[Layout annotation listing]
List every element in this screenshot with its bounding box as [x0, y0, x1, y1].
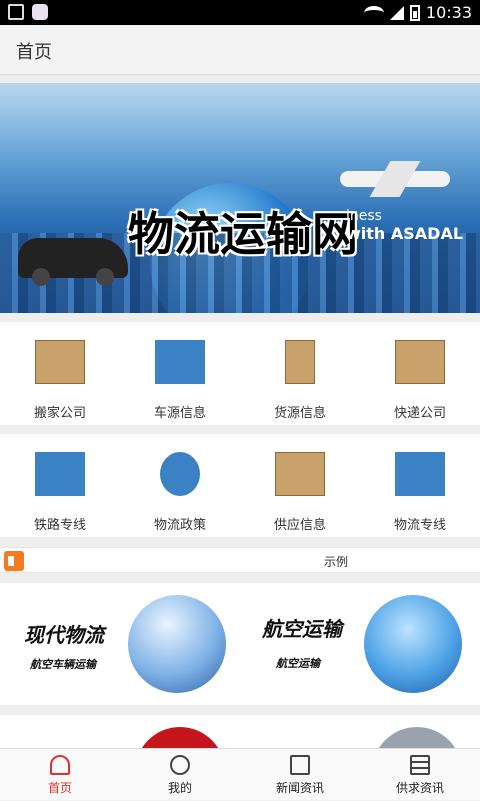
category-grid-row-1: 搬家公司 车源信息 货源信息 快递公司: [0, 322, 480, 425]
signal-icon: [389, 5, 404, 20]
banner-tagline: iness with ASADAL: [346, 208, 464, 243]
battery-icon: [409, 4, 420, 21]
truck-photo: [128, 595, 226, 693]
news-icon: [290, 755, 310, 775]
top-bar: 首页: [0, 25, 480, 75]
car-graphic: [18, 238, 128, 286]
clock: 10:33: [425, 3, 472, 22]
tab-home[interactable]: 首页: [0, 749, 120, 801]
status-bar: 10:33: [0, 0, 480, 25]
category-logistics-policy[interactable]: 物流政策: [120, 434, 240, 537]
page-title: 首页: [16, 42, 52, 63]
home-icon: [50, 755, 70, 775]
feature-card-modern-logistics[interactable]: 现代物流 航空车辆运输: [0, 583, 240, 705]
wifi-icon: [363, 5, 384, 20]
feature-cards: 现代物流 航空车辆运输 航空运输 航空运输: [0, 583, 480, 705]
airplane-photo: [364, 595, 462, 693]
document-icon: [410, 755, 430, 775]
delivery-truck-icon: [155, 340, 205, 384]
banner-carousel[interactable]: 物流运输网 iness with ASADAL: [0, 83, 480, 313]
box-pallet-icon: [275, 452, 325, 496]
tab-mine[interactable]: 我的: [120, 749, 240, 801]
banner-title: 物流运输网: [128, 207, 358, 261]
category-logistics-line[interactable]: 物流专线: [360, 434, 480, 537]
category-railway-line[interactable]: 铁路专线: [0, 434, 120, 537]
bottom-tab-bar: 首页 我的 新闻资讯 供求资讯: [0, 748, 480, 800]
category-grid-row-2: 铁路专线 物流政策 供应信息 物流专线: [0, 434, 480, 537]
category-vehicle-source[interactable]: 车源信息: [120, 322, 240, 425]
notice-bar[interactable]: 示例: [0, 547, 480, 573]
globe-cart-icon: [160, 452, 200, 496]
feature-card-air-transport[interactable]: 航空运输 航空运输: [240, 583, 480, 705]
category-moving-company[interactable]: 搬家公司: [0, 322, 120, 425]
tab-news[interactable]: 新闻资讯: [240, 749, 360, 801]
parcel-stack-icon: [395, 340, 445, 384]
category-cargo-source[interactable]: 货源信息: [240, 322, 360, 425]
airplane-graphic: [340, 171, 450, 187]
clock-truck-icon: [395, 452, 445, 496]
tab-supply-demand[interactable]: 供求资讯: [360, 749, 480, 801]
hand-truck-icon: [285, 340, 315, 384]
category-express-company[interactable]: 快递公司: [360, 322, 480, 425]
user-icon: [170, 755, 190, 775]
speaker-icon: [4, 551, 24, 571]
app-notification-icon: [32, 4, 48, 20]
moving-box-icon: [35, 340, 85, 384]
image-notification-icon: [8, 4, 24, 20]
notice-text: 示例: [324, 555, 349, 569]
category-supply-info[interactable]: 供应信息: [240, 434, 360, 537]
blue-truck-icon: [35, 452, 85, 496]
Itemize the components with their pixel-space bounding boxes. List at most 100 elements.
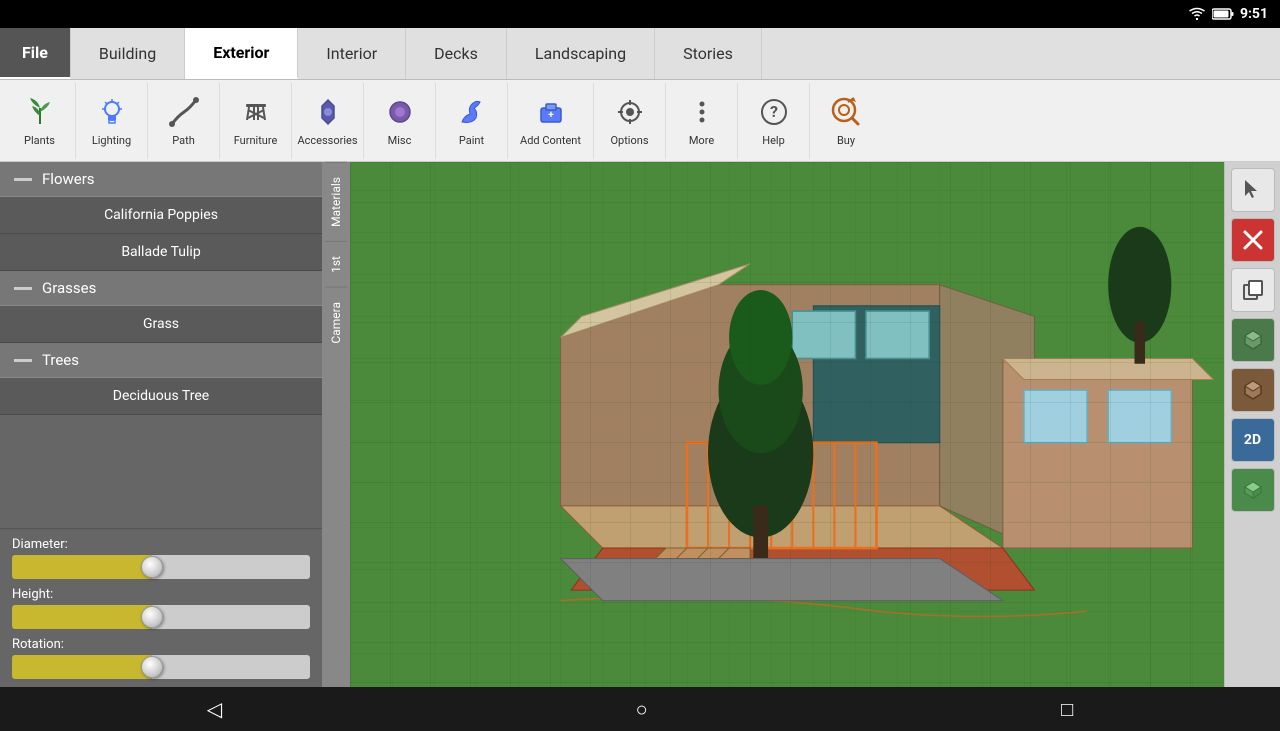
lighting-label: Lighting (92, 134, 131, 147)
tool-buy[interactable]: Buy (810, 83, 882, 159)
copy-button[interactable] (1231, 268, 1275, 312)
camera-tab[interactable]: Camera (325, 287, 347, 358)
diameter-slider[interactable] (12, 555, 310, 579)
cursor-icon (1241, 178, 1265, 202)
toolbar: Plants Lighting Path (0, 80, 1280, 162)
material-icon (1241, 328, 1265, 352)
more-icon (684, 94, 720, 130)
tool-misc[interactable]: Misc (364, 83, 436, 159)
tab-interior[interactable]: Interior (298, 28, 406, 79)
accessories-icon (310, 94, 346, 130)
item-grass[interactable]: Grass (0, 306, 322, 343)
delete-button[interactable] (1231, 218, 1275, 262)
svg-text:+: + (548, 110, 554, 121)
tab-bar: File Building Exterior Interior Decks La… (0, 28, 1280, 80)
tool-more[interactable]: More (666, 83, 738, 159)
tool-help[interactable]: ? Help (738, 83, 810, 159)
android-nav-bar: ◁ ○ □ (0, 687, 1280, 731)
left-panel: Flowers California Poppies Ballade Tulip… (0, 162, 322, 695)
3d-view-button[interactable] (1231, 468, 1275, 512)
status-icons: 9:51 (1188, 6, 1268, 22)
side-tabs: Materials 1st Camera (322, 162, 350, 695)
path-label: Path (172, 134, 195, 147)
right-panel: 2D (1224, 162, 1280, 695)
recent-button[interactable]: □ (1041, 689, 1093, 730)
materials-tab[interactable]: Materials (325, 162, 347, 241)
tool-furniture[interactable]: Furniture (220, 83, 292, 159)
paint-label: Paint (459, 134, 484, 147)
2d-label: 2D (1244, 432, 1261, 448)
plants-label: Plants (24, 134, 55, 147)
wifi-icon (1188, 7, 1206, 21)
help-icon: ? (756, 94, 792, 130)
rotation-label: Rotation: (12, 637, 310, 652)
tool-plants[interactable]: Plants (4, 83, 76, 159)
first-tab[interactable]: 1st (325, 241, 347, 287)
category-grasses-header[interactable]: Grasses (0, 271, 322, 306)
options-label: Options (610, 134, 648, 147)
add-content-label: Add Content (520, 134, 581, 147)
tab-file[interactable]: File (0, 28, 71, 79)
texture-button[interactable] (1231, 368, 1275, 412)
item-ballade-tulip[interactable]: Ballade Tulip (0, 234, 322, 271)
misc-label: Misc (388, 134, 412, 147)
tool-options[interactable]: Options (594, 83, 666, 159)
back-button[interactable]: ◁ (187, 689, 242, 729)
furniture-label: Furniture (234, 134, 278, 147)
tab-stories[interactable]: Stories (655, 28, 762, 79)
rotation-slider[interactable] (12, 655, 310, 679)
collapse-icon (14, 287, 32, 290)
tab-decks[interactable]: Decks (406, 28, 507, 79)
misc-icon (382, 94, 418, 130)
buy-label: Buy (837, 134, 855, 147)
delete-icon (1241, 228, 1265, 252)
texture-icon (1241, 378, 1265, 402)
more-label: More (689, 134, 714, 147)
2d-button[interactable]: 2D (1231, 418, 1275, 462)
home-button[interactable]: ○ (616, 689, 668, 730)
svg-text:?: ? (770, 102, 778, 121)
tool-add-content[interactable]: + Add Content (508, 83, 594, 159)
add-content-icon: + (533, 94, 569, 130)
tab-landscaping[interactable]: Landscaping (507, 28, 655, 79)
main-content: Flowers California Poppies Ballade Tulip… (0, 162, 1280, 695)
copy-icon (1241, 278, 1265, 302)
status-bar: 9:51 (0, 0, 1280, 28)
rotation-thumb[interactable] (141, 656, 163, 678)
height-label: Height: (12, 587, 310, 602)
paint-icon (454, 94, 490, 130)
height-slider[interactable] (12, 605, 310, 629)
3d-view-icon (1241, 478, 1265, 502)
trees-label: Trees (42, 351, 79, 369)
tool-path[interactable]: Path (148, 83, 220, 159)
buy-icon (828, 94, 864, 130)
path-icon (166, 94, 202, 130)
tab-building[interactable]: Building (71, 28, 185, 79)
tool-accessories[interactable]: Accessories (292, 83, 364, 159)
sliders-section: Diameter: Height: Rotation: (0, 528, 322, 695)
material-button[interactable] (1231, 318, 1275, 362)
plants-icon (22, 94, 58, 130)
category-list: Flowers California Poppies Ballade Tulip… (0, 162, 322, 528)
grasses-label: Grasses (42, 279, 96, 297)
collapse-icon (14, 178, 32, 181)
item-deciduous-tree[interactable]: Deciduous Tree (0, 378, 322, 415)
tool-paint[interactable]: Paint (436, 83, 508, 159)
height-thumb[interactable] (141, 606, 163, 628)
diameter-slider-row: Diameter: (12, 537, 310, 579)
help-label: Help (762, 134, 785, 147)
category-flowers-header[interactable]: Flowers (0, 162, 322, 197)
rotation-slider-row: Rotation: (12, 637, 310, 679)
viewport-3d[interactable] (350, 162, 1224, 695)
lighting-icon (94, 94, 130, 130)
diameter-label: Diameter: (12, 537, 310, 552)
battery-icon (1212, 8, 1234, 20)
tool-lighting[interactable]: Lighting (76, 83, 148, 159)
item-california-poppies[interactable]: California Poppies (0, 197, 322, 234)
accessories-label: Accessories (297, 134, 357, 147)
tab-exterior[interactable]: Exterior (185, 28, 298, 79)
cursor-button[interactable] (1231, 168, 1275, 212)
furniture-icon (238, 94, 274, 130)
category-trees-header[interactable]: Trees (0, 343, 322, 378)
diameter-thumb[interactable] (141, 556, 163, 578)
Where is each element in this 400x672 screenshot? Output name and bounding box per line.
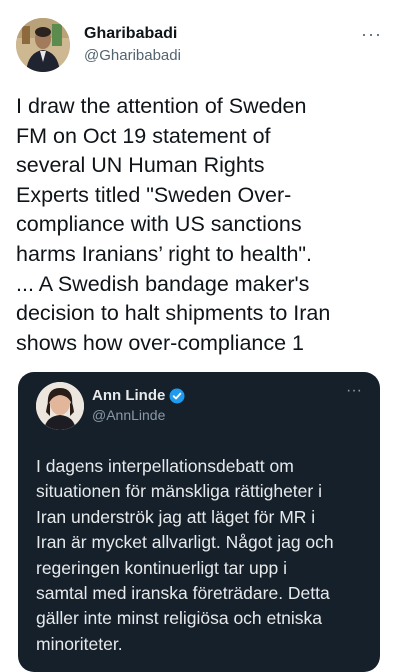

PROBLEM REQUIREMENTS: Copy verbatim the lines of the listing from the line with "category-grid-row-1: 搬家公司 车源信息" up to and including the line with "document-icon: [410, 755, 430, 775]".

REPLY:
category-grid-row-1: 搬家公司 车源信息 货源信息 快递公司: [0, 322, 480, 425]
signal-icon: [389, 5, 404, 20]
banner-tagline: iness with ASADAL: [346, 208, 464, 243]
battery-icon: [409, 4, 420, 21]
truck-photo: [128, 595, 226, 693]
news-icon: [290, 755, 310, 775]
top-bar: 首页: [0, 25, 480, 75]
car-graphic: [18, 238, 128, 286]
clock: 10:33: [425, 3, 472, 22]
tab-home[interactable]: 首页: [0, 749, 120, 801]
status-bar: 10:33: [0, 0, 480, 25]
category-logistics-policy[interactable]: 物流政策: [120, 434, 240, 537]
page-title: 首页: [16, 42, 52, 63]
home-icon: [50, 755, 70, 775]
feature-card-modern-logistics[interactable]: 现代物流 航空车辆运输: [0, 583, 240, 705]
wifi-icon: [363, 5, 384, 20]
feature-cards: 现代物流 航空车辆运输 航空运输 航空运输: [0, 583, 480, 705]
airplane-photo: [364, 595, 462, 693]
document-icon: [410, 755, 430, 775]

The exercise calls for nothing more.